CORRIDA DE CAVALOS


Quando chegamos não se via ninguém. Tinham-me dito que ia haver uma corrida de cavalos por ali e pareceu-me um bom programa para passar a tarde. Não viajava sozinho, por isso tive de convencer os outros que iria valer a pena. E encontrar um condutor disposto a fazer um desvio considerável para ficar o resto da tarde à nossa espera enquanto assistíamos à disputa equestre. Esta parte afinal nem foi difícil. O gosto pelos cavalos está no sangue dos mongóis, por isso passar uma tarde junto de cavalos de corrida até foi um bónus para o Mishka, o homem que nos levou. Mas agora, chegados ao local, começava a duvidar de que fosse mesmo haver uma corrida de cavalos. Será que foi desmarcada? Será que me enganaram de propósito? Nenhuma destas ideias parecia compatível com o que eu conhecia do povo mongol. Mas não se via ninguém. 
Ainda havia outra hipótese. Será que estamos no sítio certo? Perguntei ao Mishka o que ele achava. Respondeu: “Deve ser aqui”, fez uma pausa. E continuou: “Ou no próximo vale, talvez.” Não havia grandes referências. O lugar correspondia à descrição. Era um vale aberto, virado a sudeste, com o rio a passar ao fundo. Mas até cá chegar passamos por vários vales que encaixavam exatamente na mesma descrição. Comecei a perder a esperança de ver a corrida de cavalos. 




As corridas de cavalos na Mongólia fazem parte de um dos três desportos nacionais, juntamente com o tiro com arco e a luta livre. Mas, em vez de pequenos e leves jóqueis adultos, os cavalos são montados por crianças desde os sete anos de idade. Neste país há cerca de três cavalos por cada habitante, por isso os miúdos começam a andar a cavalo quando começam a ganhar o equilíbrio para começar a andar (a pé!). Quando chegam à idade de ir para a escola primária já galopam à vontade pela estepe fora.

******************************

* Exercícios propostos:
**a)** Reproduza fielmente o trecho do texto sobre a corrida de cavalos na Mongólia, a começar nas palavras "Quando chegamos não" e a terminar após "Mas não se via ninguém.".
**b)** Transcreva sem qualquer alteração as linhas da listagem, desde o seu início até à linha que contém "Bar (105, 200, 310, 207)", inclusive.
O texto e a listagem são independentes um do outro.

* Listagem fornecida:
******************************

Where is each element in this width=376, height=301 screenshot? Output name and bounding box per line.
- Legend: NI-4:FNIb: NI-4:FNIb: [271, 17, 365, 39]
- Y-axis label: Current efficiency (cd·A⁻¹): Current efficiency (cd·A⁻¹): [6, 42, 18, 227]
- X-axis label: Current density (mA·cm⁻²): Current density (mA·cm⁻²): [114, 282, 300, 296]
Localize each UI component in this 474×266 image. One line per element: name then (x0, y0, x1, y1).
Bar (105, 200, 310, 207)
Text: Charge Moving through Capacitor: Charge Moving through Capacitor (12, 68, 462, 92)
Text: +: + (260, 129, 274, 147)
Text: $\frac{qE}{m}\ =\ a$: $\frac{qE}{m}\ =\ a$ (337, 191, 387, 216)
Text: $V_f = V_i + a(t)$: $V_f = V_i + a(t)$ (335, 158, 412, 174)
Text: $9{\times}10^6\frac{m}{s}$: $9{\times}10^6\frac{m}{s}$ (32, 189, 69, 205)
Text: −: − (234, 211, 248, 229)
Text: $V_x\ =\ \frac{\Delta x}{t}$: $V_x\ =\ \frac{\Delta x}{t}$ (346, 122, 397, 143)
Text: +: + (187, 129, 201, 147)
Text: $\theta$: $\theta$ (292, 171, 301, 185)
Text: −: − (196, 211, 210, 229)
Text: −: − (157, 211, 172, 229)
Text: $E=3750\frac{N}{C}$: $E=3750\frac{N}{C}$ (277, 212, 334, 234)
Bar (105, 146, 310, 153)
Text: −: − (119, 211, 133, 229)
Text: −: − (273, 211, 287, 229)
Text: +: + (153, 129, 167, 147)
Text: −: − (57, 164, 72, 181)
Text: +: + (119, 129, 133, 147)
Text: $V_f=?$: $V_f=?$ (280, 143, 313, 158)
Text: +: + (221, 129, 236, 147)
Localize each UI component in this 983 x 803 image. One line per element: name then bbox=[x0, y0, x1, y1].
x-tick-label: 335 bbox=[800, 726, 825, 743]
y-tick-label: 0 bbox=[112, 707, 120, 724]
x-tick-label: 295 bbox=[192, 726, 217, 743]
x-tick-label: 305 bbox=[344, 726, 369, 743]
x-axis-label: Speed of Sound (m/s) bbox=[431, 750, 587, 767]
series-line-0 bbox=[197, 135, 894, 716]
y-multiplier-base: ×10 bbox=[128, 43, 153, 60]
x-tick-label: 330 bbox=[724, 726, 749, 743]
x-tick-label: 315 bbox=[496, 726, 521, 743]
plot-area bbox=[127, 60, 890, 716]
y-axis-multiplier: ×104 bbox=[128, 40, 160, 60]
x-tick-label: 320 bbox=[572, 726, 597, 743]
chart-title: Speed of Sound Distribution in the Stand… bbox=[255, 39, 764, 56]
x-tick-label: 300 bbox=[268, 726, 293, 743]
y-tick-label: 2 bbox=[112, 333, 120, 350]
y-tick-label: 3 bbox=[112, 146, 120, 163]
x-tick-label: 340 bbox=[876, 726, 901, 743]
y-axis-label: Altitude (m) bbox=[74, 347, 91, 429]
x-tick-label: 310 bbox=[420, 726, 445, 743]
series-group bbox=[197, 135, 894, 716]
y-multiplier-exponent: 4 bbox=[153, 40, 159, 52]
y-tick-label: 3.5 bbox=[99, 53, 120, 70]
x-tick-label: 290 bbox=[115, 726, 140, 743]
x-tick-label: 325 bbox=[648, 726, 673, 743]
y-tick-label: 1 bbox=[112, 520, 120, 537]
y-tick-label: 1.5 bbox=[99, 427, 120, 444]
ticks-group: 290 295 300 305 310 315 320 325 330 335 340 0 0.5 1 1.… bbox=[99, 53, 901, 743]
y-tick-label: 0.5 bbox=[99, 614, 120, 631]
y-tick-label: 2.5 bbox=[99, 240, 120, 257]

******************************

* Resultados por tarefa:
**a)**
Quando chegamos não se via ninguém. Tinham-me dito que ia haver uma corrida de cavalos por ali e pareceu-me um bom programa para passar a tarde. Não viajava sozinho, por isso tive de convencer os outros que iria valer a pena. E encontrar um condutor disposto a fazer um desvio considerável para ficar o resto da tarde à nossa espera enquanto assistíamos à disputa equestre. Esta parte afinal nem foi difícil. O gosto pelos cavalos está no sangue dos mongóis, por isso passar uma tarde junto de cavalos de corrida até foi um bónus para o Mishka, o homem que nos levou. Mas agora, chegados ao local, começava a duvidar de que fosse mesmo haver uma corrida de cavalos. Será que foi desmarcada? Será que me enganaram de propósito? Nenhuma destas ideias parecia compatível com o que eu conhecia do povo mongol. Mas não se via ninguém.

**b)**
Where is each element in this width=376, height=301 screenshot? Output name and bounding box per line.
- Legend: NI-4:FNIb: NI-4:FNIb: [271, 17, 365, 39]
- Y-axis label: Current efficiency (cd·A⁻¹): Current efficiency (cd·A⁻¹): [6, 42, 18, 227]
- X-axis label: Current density (mA·cm⁻²): Current density (mA·cm⁻²): [114, 282, 300, 296]
Localize each UI component in this 474×266 image. One line per element: name then (x0, y0, x1, y1).
Bar (105, 200, 310, 207)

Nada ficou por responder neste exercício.